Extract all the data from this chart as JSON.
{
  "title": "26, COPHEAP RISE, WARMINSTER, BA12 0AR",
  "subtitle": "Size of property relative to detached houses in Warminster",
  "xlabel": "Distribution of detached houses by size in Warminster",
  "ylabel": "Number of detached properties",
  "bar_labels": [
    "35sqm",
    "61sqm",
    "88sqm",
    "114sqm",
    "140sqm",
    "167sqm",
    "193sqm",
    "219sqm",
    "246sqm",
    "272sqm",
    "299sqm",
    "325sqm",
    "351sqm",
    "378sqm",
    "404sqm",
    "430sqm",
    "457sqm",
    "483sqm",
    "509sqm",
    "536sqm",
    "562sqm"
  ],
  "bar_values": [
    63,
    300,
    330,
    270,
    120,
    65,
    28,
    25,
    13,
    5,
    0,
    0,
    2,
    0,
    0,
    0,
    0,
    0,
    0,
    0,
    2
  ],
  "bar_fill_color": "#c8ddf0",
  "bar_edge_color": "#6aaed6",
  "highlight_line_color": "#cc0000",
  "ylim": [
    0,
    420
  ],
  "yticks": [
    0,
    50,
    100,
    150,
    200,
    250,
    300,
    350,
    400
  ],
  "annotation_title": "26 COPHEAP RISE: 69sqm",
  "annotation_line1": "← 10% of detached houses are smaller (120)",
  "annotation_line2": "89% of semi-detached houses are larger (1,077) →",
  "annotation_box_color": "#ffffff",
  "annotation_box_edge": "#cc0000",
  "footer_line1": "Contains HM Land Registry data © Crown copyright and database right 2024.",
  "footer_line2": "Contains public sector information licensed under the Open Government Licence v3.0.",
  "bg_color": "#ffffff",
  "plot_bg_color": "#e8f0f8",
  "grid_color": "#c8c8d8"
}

### Required task
Exactly as shown, repeat every record.

### Output below
Extract all the data from this chart as JSON.
{
  "title": "26, COPHEAP RISE, WARMINSTER, BA12 0AR",
  "subtitle": "Size of property relative to detached houses in Warminster",
  "xlabel": "Distribution of detached houses by size in Warminster",
  "ylabel": "Number of detached properties",
  "bar_labels": [
    "35sqm",
    "61sqm",
    "88sqm",
    "114sqm",
    "140sqm",
    "167sqm",
    "193sqm",
    "219sqm",
    "246sqm",
    "272sqm",
    "299sqm",
    "325sqm",
    "351sqm",
    "378sqm",
    "404sqm",
    "430sqm",
    "457sqm",
    "483sqm",
    "509sqm",
    "536sqm",
    "562sqm"
  ],
  "bar_values": [
    63,
    300,
    330,
    270,
    120,
    65,
    28,
    25,
    13,
    5,
    0,
    0,
    2,
    0,
    0,
    0,
    0,
    0,
    0,
    0,
    2
  ],
  "bar_fill_color": "#c8ddf0",
  "bar_edge_color": "#6aaed6",
  "highlight_line_color": "#cc0000",
  "ylim": [
    0,
    420
  ],
  "yticks": [
    0,
    50,
    100,
    150,
    200,
    250,
    300,
    350,
    400
  ],
  "annotation_title": "26 COPHEAP RISE: 69sqm",
  "annotation_line1": "← 10% of detached houses are smaller (120)",
  "annotation_line2": "89% of semi-detached houses are larger (1,077) →",
  "annotation_box_color": "#ffffff",
  "annotation_box_edge": "#cc0000",
  "footer_line1": "Contains HM Land Registry data © Crown copyright and database right 2024.",
  "footer_line2": "Contains public sector information licensed under the Open Government Licence v3.0.",
  "bg_color": "#ffffff",
  "plot_bg_color": "#e8f0f8",
  "grid_color": "#c8c8d8"
}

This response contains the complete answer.